STATED GOAL >> Reading the listing below, count the lines that contain the word "duradero" and give that count alone.

──────── DATASET RECORDS ────────

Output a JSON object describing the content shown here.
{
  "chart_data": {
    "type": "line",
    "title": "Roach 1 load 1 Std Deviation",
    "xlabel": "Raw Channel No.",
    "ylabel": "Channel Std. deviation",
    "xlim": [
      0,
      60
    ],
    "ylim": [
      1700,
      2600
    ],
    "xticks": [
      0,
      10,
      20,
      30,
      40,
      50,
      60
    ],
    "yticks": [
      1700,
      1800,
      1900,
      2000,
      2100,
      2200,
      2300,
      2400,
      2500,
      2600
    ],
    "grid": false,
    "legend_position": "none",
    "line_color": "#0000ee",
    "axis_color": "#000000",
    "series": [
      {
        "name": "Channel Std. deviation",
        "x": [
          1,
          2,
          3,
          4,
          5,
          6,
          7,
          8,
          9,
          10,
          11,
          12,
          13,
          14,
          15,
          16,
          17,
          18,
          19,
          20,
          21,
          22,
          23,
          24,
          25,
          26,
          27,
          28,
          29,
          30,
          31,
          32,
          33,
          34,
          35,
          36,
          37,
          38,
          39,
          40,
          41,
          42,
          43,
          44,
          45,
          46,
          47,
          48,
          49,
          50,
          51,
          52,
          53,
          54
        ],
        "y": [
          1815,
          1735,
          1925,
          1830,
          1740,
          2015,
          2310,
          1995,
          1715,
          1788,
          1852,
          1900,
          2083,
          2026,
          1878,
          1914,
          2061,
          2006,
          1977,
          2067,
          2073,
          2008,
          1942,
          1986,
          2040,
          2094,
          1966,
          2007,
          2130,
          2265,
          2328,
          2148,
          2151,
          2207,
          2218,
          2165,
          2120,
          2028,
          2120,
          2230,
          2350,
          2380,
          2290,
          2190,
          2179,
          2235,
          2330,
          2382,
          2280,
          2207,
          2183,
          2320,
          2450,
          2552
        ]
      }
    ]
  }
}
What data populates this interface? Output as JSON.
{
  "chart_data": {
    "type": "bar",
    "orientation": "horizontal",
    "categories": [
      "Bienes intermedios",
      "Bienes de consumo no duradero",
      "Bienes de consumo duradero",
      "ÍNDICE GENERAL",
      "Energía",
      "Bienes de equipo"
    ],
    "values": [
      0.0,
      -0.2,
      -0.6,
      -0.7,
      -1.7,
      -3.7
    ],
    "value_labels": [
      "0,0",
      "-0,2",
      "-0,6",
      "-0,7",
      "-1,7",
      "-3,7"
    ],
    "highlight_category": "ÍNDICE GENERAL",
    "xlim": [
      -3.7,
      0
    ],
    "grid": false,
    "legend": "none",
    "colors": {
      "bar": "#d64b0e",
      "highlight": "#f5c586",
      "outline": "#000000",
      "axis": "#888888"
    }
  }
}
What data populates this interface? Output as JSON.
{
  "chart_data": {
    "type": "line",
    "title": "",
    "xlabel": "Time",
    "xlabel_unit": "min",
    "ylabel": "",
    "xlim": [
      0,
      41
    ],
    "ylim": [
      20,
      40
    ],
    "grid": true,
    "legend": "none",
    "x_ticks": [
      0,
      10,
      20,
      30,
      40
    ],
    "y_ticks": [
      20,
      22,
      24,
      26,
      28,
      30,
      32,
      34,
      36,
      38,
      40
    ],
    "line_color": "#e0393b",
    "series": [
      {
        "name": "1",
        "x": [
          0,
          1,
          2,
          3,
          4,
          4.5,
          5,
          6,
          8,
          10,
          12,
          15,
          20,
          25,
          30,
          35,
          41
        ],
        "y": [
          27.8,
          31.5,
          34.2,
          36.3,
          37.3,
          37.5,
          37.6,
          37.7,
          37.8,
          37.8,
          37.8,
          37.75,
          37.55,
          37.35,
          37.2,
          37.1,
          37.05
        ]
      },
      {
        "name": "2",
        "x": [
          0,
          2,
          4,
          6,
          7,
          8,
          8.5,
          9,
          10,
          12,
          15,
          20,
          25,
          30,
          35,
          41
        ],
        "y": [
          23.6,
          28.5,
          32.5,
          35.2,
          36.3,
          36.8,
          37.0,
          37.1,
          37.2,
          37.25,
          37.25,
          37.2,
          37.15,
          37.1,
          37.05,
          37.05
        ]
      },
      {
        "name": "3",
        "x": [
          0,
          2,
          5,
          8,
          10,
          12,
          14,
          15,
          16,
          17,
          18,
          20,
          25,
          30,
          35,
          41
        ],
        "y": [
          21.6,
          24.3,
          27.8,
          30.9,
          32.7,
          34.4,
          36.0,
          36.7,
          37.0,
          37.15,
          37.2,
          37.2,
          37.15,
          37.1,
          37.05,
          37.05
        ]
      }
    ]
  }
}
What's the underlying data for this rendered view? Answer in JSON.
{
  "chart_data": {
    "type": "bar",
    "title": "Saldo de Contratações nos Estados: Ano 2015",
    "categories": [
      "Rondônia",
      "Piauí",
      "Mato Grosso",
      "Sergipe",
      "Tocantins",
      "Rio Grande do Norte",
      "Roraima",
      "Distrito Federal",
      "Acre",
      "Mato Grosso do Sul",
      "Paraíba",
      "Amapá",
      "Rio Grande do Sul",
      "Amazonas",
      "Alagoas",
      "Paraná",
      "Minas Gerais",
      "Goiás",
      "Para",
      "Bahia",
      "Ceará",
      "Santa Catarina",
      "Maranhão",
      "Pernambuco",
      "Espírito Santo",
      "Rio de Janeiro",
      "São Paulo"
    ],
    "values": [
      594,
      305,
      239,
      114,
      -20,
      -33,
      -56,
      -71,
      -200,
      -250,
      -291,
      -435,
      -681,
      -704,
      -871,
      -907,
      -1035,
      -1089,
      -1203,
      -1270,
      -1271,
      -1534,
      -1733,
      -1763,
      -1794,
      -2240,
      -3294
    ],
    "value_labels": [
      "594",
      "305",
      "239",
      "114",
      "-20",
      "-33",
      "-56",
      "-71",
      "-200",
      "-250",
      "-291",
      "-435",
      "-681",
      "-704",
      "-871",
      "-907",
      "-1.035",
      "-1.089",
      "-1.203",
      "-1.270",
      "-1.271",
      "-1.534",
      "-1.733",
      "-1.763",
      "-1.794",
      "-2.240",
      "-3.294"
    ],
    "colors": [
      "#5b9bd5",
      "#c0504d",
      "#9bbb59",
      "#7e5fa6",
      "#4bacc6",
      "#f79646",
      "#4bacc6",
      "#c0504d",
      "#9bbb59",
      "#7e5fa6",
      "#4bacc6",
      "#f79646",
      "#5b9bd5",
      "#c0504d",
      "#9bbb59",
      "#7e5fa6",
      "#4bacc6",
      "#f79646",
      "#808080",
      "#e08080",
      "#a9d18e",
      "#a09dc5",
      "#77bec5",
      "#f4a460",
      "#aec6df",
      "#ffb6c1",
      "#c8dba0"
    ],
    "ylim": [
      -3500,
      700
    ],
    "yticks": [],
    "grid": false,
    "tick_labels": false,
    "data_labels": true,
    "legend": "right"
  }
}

────────

EXERCISE SOLUTION >> 2